DATA TO PROCESS.
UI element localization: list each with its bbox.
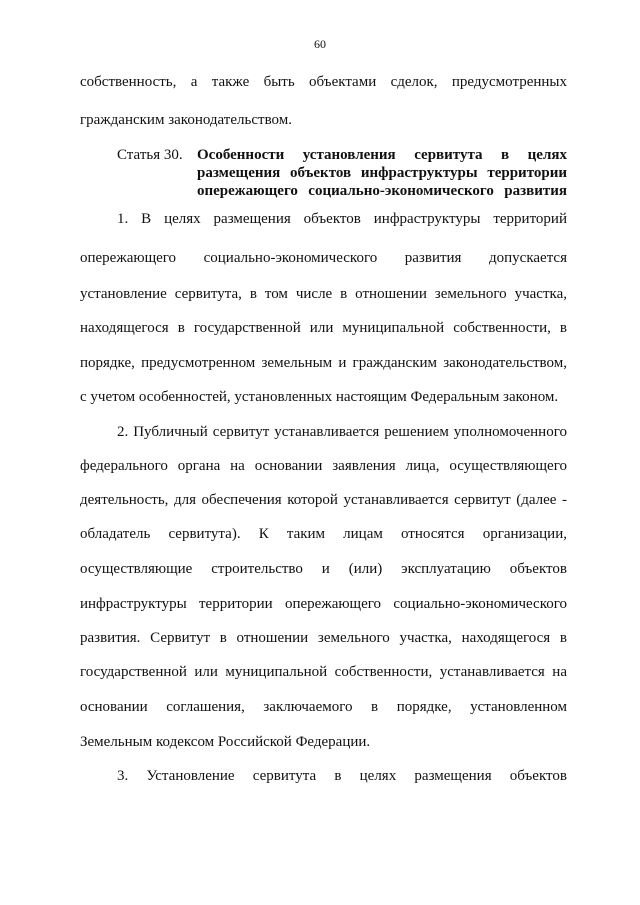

...

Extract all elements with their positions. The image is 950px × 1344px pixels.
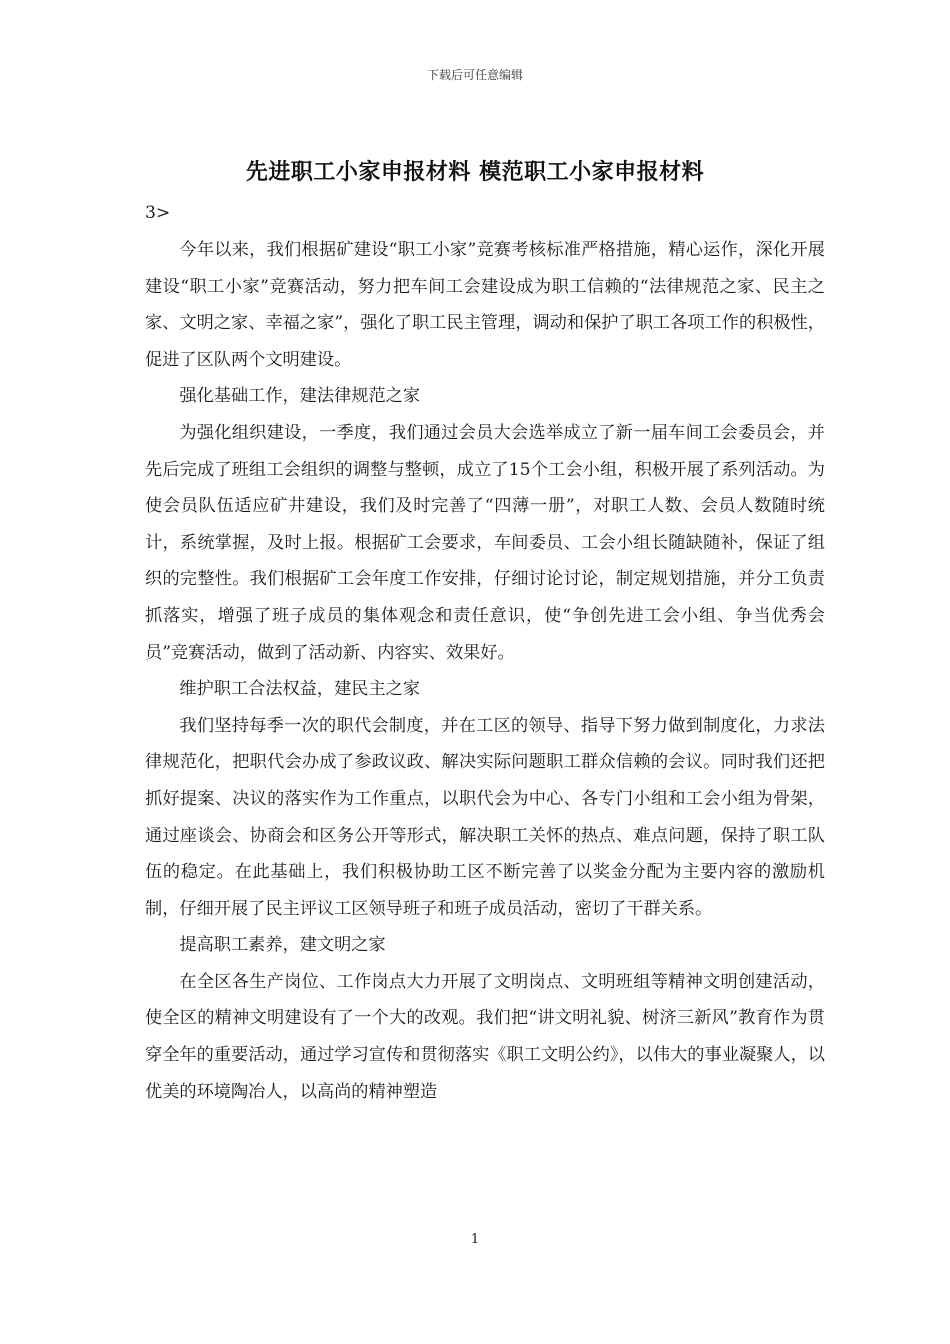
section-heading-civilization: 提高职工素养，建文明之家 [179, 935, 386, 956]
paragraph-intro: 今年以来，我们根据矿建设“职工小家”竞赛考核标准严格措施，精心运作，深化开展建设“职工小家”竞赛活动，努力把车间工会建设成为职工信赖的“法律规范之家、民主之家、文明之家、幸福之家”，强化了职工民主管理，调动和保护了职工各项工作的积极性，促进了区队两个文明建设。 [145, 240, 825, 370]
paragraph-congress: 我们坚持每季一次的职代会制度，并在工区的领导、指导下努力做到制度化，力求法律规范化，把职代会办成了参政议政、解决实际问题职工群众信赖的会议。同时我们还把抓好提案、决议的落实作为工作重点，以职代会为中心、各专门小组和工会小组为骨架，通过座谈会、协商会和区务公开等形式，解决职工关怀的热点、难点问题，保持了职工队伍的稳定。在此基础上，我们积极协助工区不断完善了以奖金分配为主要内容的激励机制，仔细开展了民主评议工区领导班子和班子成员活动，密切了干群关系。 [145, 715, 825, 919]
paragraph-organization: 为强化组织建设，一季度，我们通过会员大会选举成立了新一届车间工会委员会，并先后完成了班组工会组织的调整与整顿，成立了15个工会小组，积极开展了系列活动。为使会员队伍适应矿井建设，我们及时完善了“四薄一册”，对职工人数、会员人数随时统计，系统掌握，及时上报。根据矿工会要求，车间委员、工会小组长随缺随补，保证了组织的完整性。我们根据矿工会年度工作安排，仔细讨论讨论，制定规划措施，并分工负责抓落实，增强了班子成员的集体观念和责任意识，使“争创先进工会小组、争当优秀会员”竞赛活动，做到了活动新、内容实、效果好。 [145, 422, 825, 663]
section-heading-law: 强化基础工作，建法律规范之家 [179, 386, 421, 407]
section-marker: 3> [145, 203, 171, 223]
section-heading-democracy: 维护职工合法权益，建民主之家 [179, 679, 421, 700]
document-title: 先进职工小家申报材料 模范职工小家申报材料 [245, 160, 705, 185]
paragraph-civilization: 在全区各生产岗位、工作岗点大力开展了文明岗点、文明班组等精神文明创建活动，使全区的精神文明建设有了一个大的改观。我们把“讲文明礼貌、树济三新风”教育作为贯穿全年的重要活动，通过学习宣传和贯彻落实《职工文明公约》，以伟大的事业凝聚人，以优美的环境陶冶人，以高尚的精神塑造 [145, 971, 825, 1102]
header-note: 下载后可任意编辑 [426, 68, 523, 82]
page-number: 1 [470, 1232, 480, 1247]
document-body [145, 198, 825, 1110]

WHAT THE TASK REQUIRES. Could you print the lines from the one containing "Extract all elements" through the one containing "715, 825, 919]", including both, with the pictures left out?

WRITTEN ANSWER.
Extract all elements with their positions. The image is 950px × 1344px pixels.
section-heading-civilization: 提高职工素养，建文明之家 [179, 935, 386, 956]
paragraph-intro: 今年以来，我们根据矿建设“职工小家”竞赛考核标准严格措施，精心运作，深化开展建设“职工小家”竞赛活动，努力把车间工会建设成为职工信赖的“法律规范之家、民主之家、文明之家、幸福之家”，强化了职工民主管理，调动和保护了职工各项工作的积极性，促进了区队两个文明建设。 [145, 240, 825, 370]
paragraph-congress: 我们坚持每季一次的职代会制度，并在工区的领导、指导下努力做到制度化，力求法律规范化，把职代会办成了参政议政、解决实际问题职工群众信赖的会议。同时我们还把抓好提案、决议的落实作为工作重点，以职代会为中心、各专门小组和工会小组为骨架，通过座谈会、协商会和区务公开等形式，解决职工关怀的热点、难点问题，保持了职工队伍的稳定。在此基础上，我们积极协助工区不断完善了以奖金分配为主要内容的激励机制，仔细开展了民主评议工区领导班子和班子成员活动，密切了干群关系。 [145, 715, 825, 919]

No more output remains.